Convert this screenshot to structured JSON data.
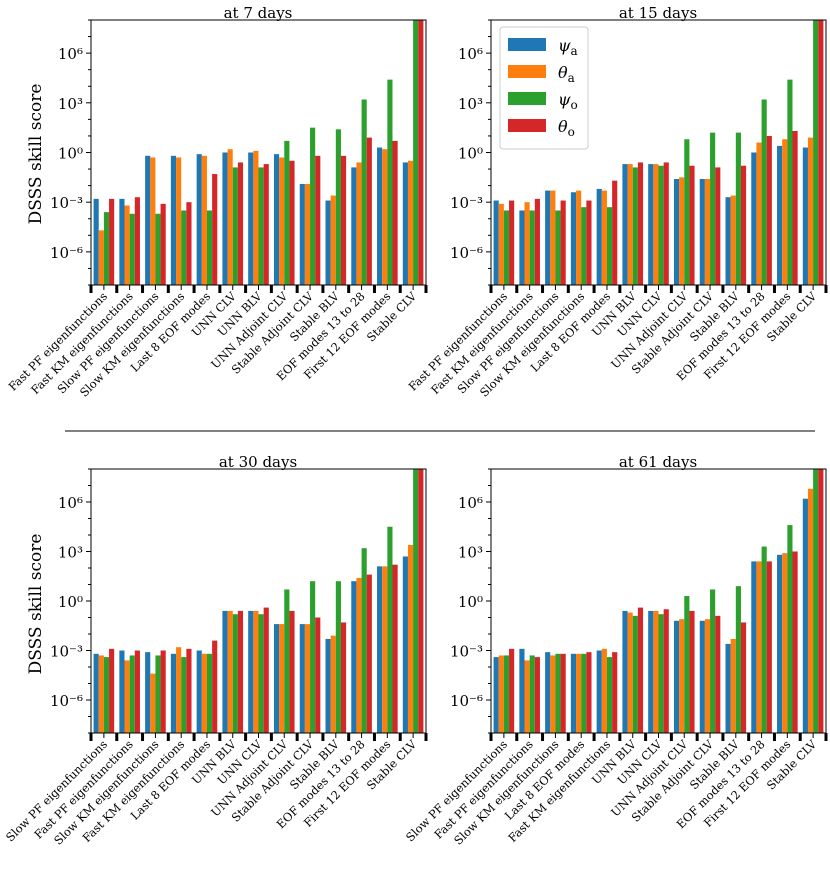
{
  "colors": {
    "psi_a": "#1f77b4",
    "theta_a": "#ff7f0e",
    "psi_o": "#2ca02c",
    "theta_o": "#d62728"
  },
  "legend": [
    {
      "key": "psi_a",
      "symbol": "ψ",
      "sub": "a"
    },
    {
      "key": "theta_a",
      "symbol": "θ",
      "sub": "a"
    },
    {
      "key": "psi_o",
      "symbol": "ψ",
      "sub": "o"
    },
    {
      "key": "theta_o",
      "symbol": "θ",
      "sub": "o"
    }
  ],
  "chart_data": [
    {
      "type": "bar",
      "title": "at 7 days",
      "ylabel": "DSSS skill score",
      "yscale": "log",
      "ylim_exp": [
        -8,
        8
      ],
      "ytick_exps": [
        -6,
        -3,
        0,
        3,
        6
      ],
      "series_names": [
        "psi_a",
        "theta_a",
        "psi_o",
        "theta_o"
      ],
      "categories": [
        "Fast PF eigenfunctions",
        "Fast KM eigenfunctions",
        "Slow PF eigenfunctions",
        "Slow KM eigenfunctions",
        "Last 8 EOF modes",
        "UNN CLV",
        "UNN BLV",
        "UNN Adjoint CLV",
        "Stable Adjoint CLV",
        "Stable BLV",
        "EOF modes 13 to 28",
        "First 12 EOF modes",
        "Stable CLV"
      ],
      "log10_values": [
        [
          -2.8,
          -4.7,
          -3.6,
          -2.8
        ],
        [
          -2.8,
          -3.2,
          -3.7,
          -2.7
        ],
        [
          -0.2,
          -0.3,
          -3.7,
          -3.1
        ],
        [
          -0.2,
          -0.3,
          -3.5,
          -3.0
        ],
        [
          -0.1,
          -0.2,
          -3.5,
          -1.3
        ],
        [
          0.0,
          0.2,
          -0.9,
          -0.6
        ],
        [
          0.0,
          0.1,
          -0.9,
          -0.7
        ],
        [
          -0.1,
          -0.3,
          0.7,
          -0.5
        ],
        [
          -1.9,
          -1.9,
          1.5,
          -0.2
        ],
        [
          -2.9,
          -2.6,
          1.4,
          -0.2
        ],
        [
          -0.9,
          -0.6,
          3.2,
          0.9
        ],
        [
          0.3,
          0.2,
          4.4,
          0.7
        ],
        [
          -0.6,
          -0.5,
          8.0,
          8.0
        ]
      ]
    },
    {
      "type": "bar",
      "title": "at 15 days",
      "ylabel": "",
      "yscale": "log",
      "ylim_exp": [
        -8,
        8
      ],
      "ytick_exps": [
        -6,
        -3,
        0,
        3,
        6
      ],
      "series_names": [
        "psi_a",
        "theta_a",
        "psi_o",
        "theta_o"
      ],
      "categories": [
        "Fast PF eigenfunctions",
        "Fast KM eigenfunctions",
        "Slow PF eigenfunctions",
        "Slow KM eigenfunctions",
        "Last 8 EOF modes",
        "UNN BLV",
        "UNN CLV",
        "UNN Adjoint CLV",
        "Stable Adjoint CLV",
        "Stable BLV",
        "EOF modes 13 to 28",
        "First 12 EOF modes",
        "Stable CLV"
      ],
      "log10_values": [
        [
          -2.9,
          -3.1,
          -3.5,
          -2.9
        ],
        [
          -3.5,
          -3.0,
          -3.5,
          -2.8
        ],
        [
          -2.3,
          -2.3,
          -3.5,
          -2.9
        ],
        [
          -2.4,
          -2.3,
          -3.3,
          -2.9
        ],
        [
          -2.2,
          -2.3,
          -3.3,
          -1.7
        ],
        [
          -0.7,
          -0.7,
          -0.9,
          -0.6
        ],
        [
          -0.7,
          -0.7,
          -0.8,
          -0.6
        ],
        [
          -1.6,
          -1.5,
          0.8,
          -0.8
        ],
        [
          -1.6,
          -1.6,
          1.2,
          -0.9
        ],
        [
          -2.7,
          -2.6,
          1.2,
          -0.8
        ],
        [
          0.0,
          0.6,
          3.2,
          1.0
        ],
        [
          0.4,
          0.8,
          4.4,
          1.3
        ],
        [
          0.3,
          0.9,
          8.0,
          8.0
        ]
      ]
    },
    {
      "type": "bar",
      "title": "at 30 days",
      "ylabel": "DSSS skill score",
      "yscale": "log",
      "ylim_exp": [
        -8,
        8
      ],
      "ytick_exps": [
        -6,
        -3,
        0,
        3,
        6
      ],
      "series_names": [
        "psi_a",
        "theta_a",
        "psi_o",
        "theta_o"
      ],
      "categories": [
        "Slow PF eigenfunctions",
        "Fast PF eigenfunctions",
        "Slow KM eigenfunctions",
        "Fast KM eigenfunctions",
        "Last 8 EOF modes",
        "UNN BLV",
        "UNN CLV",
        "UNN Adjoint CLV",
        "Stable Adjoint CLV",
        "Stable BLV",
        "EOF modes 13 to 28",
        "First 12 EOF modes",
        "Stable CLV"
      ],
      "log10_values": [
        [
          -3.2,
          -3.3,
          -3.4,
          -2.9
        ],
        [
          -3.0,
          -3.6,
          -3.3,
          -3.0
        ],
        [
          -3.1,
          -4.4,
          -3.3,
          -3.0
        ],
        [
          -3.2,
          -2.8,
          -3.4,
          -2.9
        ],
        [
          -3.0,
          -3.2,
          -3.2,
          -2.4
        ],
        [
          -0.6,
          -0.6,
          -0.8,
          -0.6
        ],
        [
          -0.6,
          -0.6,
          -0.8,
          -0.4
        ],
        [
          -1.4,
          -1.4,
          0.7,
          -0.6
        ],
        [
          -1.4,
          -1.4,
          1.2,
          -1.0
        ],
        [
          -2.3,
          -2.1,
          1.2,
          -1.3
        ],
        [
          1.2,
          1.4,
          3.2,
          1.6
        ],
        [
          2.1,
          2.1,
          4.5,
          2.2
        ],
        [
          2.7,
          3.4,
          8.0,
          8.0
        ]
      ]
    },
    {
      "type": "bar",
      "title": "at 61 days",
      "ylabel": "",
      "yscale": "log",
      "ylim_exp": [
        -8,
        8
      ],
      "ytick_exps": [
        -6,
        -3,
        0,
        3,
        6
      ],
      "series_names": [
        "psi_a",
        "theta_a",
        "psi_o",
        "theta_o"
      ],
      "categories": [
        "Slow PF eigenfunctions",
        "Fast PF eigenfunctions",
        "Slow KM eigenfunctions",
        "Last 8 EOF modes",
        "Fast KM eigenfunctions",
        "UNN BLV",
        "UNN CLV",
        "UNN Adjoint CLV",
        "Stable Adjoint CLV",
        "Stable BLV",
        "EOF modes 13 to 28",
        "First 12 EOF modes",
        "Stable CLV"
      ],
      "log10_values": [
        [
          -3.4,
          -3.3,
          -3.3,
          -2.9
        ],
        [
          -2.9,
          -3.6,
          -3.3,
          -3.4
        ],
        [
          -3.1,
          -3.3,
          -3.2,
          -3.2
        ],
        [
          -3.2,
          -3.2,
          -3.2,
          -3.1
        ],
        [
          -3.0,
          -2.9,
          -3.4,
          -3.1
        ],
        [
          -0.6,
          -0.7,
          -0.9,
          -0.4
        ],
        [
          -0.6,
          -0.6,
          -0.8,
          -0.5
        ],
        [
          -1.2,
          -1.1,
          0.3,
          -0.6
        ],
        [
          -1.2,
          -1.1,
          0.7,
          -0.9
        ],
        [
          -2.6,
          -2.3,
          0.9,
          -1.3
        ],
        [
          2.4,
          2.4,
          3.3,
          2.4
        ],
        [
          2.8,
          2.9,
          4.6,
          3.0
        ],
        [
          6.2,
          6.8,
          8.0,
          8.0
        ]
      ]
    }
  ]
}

──────────

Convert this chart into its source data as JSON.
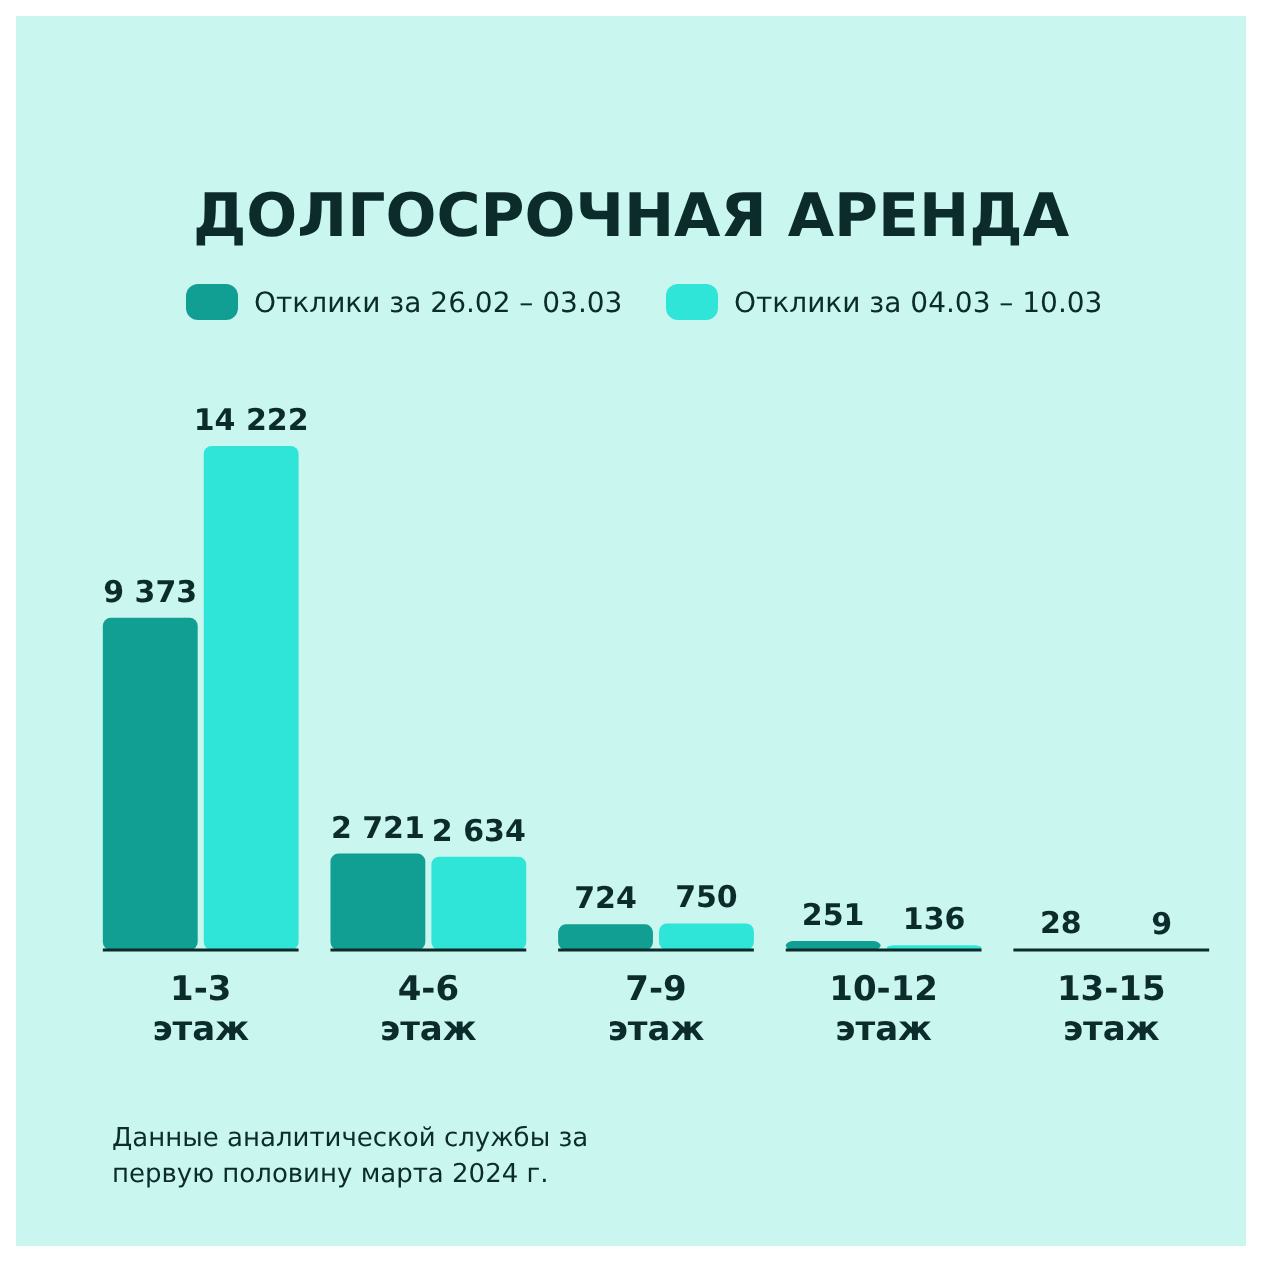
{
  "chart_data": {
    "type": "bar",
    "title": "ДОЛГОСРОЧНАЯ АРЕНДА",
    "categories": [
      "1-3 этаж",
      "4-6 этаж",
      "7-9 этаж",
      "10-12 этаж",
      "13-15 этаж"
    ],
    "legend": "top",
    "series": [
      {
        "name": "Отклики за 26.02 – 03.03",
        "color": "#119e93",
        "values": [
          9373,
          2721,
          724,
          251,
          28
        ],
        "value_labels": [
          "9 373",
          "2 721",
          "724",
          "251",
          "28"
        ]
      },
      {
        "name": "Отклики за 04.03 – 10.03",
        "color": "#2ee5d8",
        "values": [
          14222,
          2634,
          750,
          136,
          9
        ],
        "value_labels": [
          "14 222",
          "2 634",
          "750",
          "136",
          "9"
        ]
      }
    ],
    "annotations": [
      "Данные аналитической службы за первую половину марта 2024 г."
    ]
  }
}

──────────

## SHORT PROBLEM
Each line with the string "title" in it needs to be found and copied.

## RESULT OF THIS EXERCISE
      "title": "at 7 days",
      "title": "at 15 days",
      "title": "at 30 days",
      "title": "at 61 days",
    "title": "ДОЛГОСРОЧНАЯ АРЕНДА",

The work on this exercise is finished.